For the copy, please give all of the data again exactly and leave the pictures out.
-- BEGIN DATA --
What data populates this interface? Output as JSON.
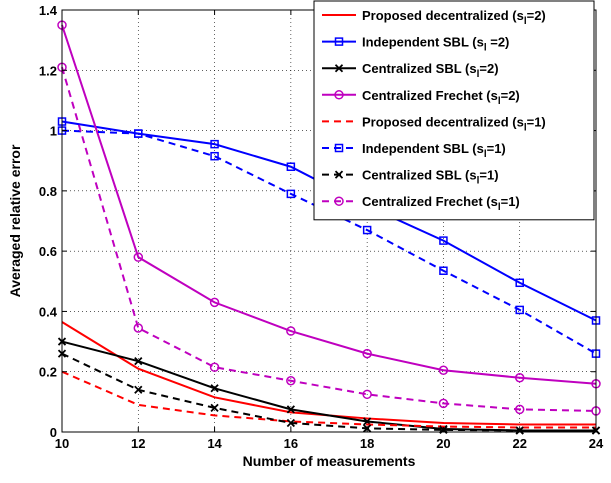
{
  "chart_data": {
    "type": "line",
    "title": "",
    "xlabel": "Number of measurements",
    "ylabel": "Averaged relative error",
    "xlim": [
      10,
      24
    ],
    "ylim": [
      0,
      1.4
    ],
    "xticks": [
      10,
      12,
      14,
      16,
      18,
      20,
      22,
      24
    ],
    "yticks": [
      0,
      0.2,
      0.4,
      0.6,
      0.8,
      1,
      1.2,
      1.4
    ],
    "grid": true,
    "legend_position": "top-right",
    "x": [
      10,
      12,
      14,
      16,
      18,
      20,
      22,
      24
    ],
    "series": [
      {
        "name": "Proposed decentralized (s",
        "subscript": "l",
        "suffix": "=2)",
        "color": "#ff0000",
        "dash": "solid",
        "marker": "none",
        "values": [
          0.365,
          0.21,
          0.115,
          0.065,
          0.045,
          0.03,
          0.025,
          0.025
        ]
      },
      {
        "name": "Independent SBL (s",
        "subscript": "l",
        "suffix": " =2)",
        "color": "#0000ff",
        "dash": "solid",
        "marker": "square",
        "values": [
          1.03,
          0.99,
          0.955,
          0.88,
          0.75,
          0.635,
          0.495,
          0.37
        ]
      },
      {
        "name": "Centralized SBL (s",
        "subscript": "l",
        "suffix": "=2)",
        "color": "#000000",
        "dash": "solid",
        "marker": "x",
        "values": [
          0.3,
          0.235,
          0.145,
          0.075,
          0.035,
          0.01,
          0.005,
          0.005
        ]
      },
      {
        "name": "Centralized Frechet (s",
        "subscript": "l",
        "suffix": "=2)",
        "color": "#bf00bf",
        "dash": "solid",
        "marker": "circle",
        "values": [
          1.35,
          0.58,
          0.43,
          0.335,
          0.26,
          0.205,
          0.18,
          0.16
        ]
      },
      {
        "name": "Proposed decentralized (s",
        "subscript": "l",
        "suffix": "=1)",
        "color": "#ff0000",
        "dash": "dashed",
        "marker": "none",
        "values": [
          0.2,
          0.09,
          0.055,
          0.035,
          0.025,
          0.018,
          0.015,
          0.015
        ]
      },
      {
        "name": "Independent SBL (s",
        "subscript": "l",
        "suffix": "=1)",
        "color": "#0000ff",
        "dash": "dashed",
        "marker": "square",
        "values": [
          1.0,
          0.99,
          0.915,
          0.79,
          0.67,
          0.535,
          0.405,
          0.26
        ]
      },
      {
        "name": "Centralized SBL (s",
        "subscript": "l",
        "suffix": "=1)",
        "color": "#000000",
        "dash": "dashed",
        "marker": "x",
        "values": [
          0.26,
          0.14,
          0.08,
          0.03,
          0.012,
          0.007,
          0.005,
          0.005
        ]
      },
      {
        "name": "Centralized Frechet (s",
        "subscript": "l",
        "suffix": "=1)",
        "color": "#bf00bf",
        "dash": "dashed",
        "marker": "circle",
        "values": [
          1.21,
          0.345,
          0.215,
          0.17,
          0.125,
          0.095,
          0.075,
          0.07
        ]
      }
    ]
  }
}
-- END DATA --
#### [RESPONSE TO THIS TASK]
What data populates this interface? Output as JSON.
{
  "chart_data": {
    "type": "line",
    "title": "",
    "xlabel": "Number of measurements",
    "ylabel": "Averaged relative error",
    "xlim": [
      10,
      24
    ],
    "ylim": [
      0,
      1.4
    ],
    "xticks": [
      10,
      12,
      14,
      16,
      18,
      20,
      22,
      24
    ],
    "yticks": [
      0,
      0.2,
      0.4,
      0.6,
      0.8,
      1,
      1.2,
      1.4
    ],
    "grid": true,
    "legend_position": "top-right",
    "x": [
      10,
      12,
      14,
      16,
      18,
      20,
      22,
      24
    ],
    "series": [
      {
        "name": "Proposed decentralized (s",
        "subscript": "l",
        "suffix": "=2)",
        "color": "#ff0000",
        "dash": "solid",
        "marker": "none",
        "values": [
          0.365,
          0.21,
          0.115,
          0.065,
          0.045,
          0.03,
          0.025,
          0.025
        ]
      },
      {
        "name": "Independent SBL (s",
        "subscript": "l",
        "suffix": " =2)",
        "color": "#0000ff",
        "dash": "solid",
        "marker": "square",
        "values": [
          1.03,
          0.99,
          0.955,
          0.88,
          0.75,
          0.635,
          0.495,
          0.37
        ]
      },
      {
        "name": "Centralized SBL (s",
        "subscript": "l",
        "suffix": "=2)",
        "color": "#000000",
        "dash": "solid",
        "marker": "x",
        "values": [
          0.3,
          0.235,
          0.145,
          0.075,
          0.035,
          0.01,
          0.005,
          0.005
        ]
      },
      {
        "name": "Centralized Frechet (s",
        "subscript": "l",
        "suffix": "=2)",
        "color": "#bf00bf",
        "dash": "solid",
        "marker": "circle",
        "values": [
          1.35,
          0.58,
          0.43,
          0.335,
          0.26,
          0.205,
          0.18,
          0.16
        ]
      },
      {
        "name": "Proposed decentralized (s",
        "subscript": "l",
        "suffix": "=1)",
        "color": "#ff0000",
        "dash": "dashed",
        "marker": "none",
        "values": [
          0.2,
          0.09,
          0.055,
          0.035,
          0.025,
          0.018,
          0.015,
          0.015
        ]
      },
      {
        "name": "Independent SBL (s",
        "subscript": "l",
        "suffix": "=1)",
        "color": "#0000ff",
        "dash": "dashed",
        "marker": "square",
        "values": [
          1.0,
          0.99,
          0.915,
          0.79,
          0.67,
          0.535,
          0.405,
          0.26
        ]
      },
      {
        "name": "Centralized SBL (s",
        "subscript": "l",
        "suffix": "=1)",
        "color": "#000000",
        "dash": "dashed",
        "marker": "x",
        "values": [
          0.26,
          0.14,
          0.08,
          0.03,
          0.012,
          0.007,
          0.005,
          0.005
        ]
      },
      {
        "name": "Centralized Frechet (s",
        "subscript": "l",
        "suffix": "=1)",
        "color": "#bf00bf",
        "dash": "dashed",
        "marker": "circle",
        "values": [
          1.21,
          0.345,
          0.215,
          0.17,
          0.125,
          0.095,
          0.075,
          0.07
        ]
      }
    ]
  }
}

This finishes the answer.